Can you rewrite all of the rows below as a JSON list of strings, one string per line, with any blank lines left out?

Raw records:
------------------------------------------------------------------------

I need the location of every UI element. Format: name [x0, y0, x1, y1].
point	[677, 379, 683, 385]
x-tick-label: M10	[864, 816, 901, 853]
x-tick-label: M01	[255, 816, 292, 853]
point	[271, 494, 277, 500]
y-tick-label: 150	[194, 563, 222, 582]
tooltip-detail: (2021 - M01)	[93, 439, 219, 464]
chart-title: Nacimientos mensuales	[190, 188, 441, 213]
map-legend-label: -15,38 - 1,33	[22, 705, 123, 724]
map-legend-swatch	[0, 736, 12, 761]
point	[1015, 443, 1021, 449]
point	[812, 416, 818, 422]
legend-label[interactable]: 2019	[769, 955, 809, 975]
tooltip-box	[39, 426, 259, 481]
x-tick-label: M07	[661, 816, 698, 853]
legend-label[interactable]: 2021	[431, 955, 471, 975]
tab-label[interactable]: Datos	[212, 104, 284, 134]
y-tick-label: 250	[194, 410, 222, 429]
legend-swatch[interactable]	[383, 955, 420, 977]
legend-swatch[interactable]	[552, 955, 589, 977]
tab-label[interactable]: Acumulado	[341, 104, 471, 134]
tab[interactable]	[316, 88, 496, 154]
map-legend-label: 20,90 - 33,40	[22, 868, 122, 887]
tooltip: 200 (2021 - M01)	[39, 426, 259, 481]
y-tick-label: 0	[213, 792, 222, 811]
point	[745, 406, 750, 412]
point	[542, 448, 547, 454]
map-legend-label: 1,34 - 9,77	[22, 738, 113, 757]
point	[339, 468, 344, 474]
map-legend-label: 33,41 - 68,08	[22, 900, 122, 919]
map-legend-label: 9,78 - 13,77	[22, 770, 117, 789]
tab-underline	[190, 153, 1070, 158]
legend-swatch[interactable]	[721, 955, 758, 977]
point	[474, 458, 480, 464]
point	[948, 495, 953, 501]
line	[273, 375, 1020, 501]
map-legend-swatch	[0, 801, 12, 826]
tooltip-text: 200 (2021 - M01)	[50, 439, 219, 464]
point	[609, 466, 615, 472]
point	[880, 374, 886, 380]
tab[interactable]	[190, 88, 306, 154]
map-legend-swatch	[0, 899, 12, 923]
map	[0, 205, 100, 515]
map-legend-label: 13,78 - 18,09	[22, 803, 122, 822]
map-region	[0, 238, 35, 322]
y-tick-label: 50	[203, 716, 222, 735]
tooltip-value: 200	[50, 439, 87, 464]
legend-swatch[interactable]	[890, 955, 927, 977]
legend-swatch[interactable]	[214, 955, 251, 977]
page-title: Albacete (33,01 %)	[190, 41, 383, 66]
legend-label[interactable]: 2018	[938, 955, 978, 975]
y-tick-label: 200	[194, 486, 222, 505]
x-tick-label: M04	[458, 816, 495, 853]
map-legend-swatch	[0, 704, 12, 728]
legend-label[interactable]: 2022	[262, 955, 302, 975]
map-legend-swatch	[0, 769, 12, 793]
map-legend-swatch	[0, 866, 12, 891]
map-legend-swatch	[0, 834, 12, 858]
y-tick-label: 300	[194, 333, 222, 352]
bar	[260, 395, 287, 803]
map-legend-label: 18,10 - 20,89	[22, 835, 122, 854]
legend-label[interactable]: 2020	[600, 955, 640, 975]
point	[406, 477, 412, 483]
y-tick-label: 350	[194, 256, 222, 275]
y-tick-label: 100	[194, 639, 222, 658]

------------------------------------------------------------------------

## The completed task
[
  "I need the location of every UI element. Format: name [x0, y0, x1, y1].",
  "point\t[677, 379, 683, 385]",
  "x-tick-label: M10\t[864, 816, 901, 853]",
  "x-tick-label: M01\t[255, 816, 292, 853]",
  "point\t[271, 494, 277, 500]",
  "y-tick-label: 150\t[194, 563, 222, 582]",
  "tooltip-detail: (2021 - M01)\t[93, 439, 219, 464]",
  "chart-title: Nacimientos mensuales\t[190, 188, 441, 213]",
  "map-legend-label: -15,38 - 1,33\t[22, 705, 123, 724]",
  "map-legend-swatch\t[0, 736, 12, 761]",
  "point\t[1015, 443, 1021, 449]",
  "point\t[812, 416, 818, 422]",
  "legend-label[interactable]: 2019\t[769, 955, 809, 975]",
  "tooltip-box\t[39, 426, 259, 481]",
  "x-tick-label: M07\t[661, 816, 698, 853]",
  "legend-label[interactable]: 2021\t[431, 955, 471, 975]",
  "tab-label[interactable]: Datos\t[212, 104, 284, 134]",
  "y-tick-label: 250\t[194, 410, 222, 429]",
  "legend-swatch[interactable]\t[383, 955, 420, 977]",
  "legend-swatch[interactable]\t[552, 955, 589, 977]",
  "tab-label[interactable]: Acumulado\t[341, 104, 471, 134]",
  "tab[interactable]\t[316, 88, 496, 154]",
  "map-legend-label: 20,90 - 33,40\t[22, 868, 122, 887]",
  "tooltip: 200 (2021 - M01)\t[39, 426, 259, 481]",
  "y-tick-label: 0\t[213, 792, 222, 811]",
  "point\t[745, 406, 750, 412]",
  "point\t[542, 448, 547, 454]",
  "map-legend-label: 1,34 - 9,77\t[22, 738, 113, 757]",
  "point\t[339, 468, 344, 474]",
  "map-legend-label: 33,41 - 68,08\t[22, 900, 122, 919]",
  "map-legend-label: 9,78 - 13,77\t[22, 770, 117, 789]",
  "tab-underline\t[190, 153, 1070, 158]",
  "legend-swatch[interactable]\t[721, 955, 758, 977]",
  "point\t[474, 458, 480, 464]",
  "point\t[948, 495, 953, 501]",
  "line\t[273, 375, 1020, 501]",
  "map-legend-swatch\t[0, 801, 12, 826]",
  "tooltip-text: 200 (2021 - M01)\t[50, 439, 219, 464]",
  "point\t[609, 466, 615, 472]",
  "point\t[880, 374, 886, 380]",
  "tab[interactable]\t[190, 88, 306, 154]",
  "map-legend-swatch\t[0, 899, 12, 923]",
  "map\t[0, 205, 100, 515]",
  "map-legend-label: 13,78 - 18,09\t[22, 803, 122, 822]",
  "map-region\t[0, 238, 35, 322]",
  "y-tick-label: 50\t[203, 716, 222, 735]",
  "tooltip-value: 200\t[50, 439, 87, 464]",
  "legend-swatch[interactable]\t[890, 955, 927, 977]",
  "legend-swatch[interactable]\t[214, 955, 251, 977]",
  "page-title: Albacete (33,01 %)\t[190, 41, 383, 66]",
  "legend-label[interactable]: 2018\t[938, 955, 978, 975]",
  "y-tick-label: 200\t[194, 486, 222, 505]",
  "x-tick-label: M04\t[458, 816, 495, 853]",
  "map-legend-swatch\t[0, 704, 12, 728]",
  "legend-label[interactable]: 2022\t[262, 955, 302, 975]",
  "map-legend-swatch\t[0, 769, 12, 793]",
  "map-legend-swatch\t[0, 866, 12, 891]",
  "map-legend-swatch\t[0, 834, 12, 858]",
  "y-tick-label: 300\t[194, 333, 222, 352]",
  "bar\t[260, 395, 287, 803]",
  "map-legend-label: 18,10 - 20,89\t[22, 835, 122, 854]",
  "legend-label[interactable]: 2020\t[600, 955, 640, 975]",
  "point\t[406, 477, 412, 483]",
  "y-tick-label: 350\t[194, 256, 222, 275]",
  "y-tick-label: 100\t[194, 639, 222, 658]"
]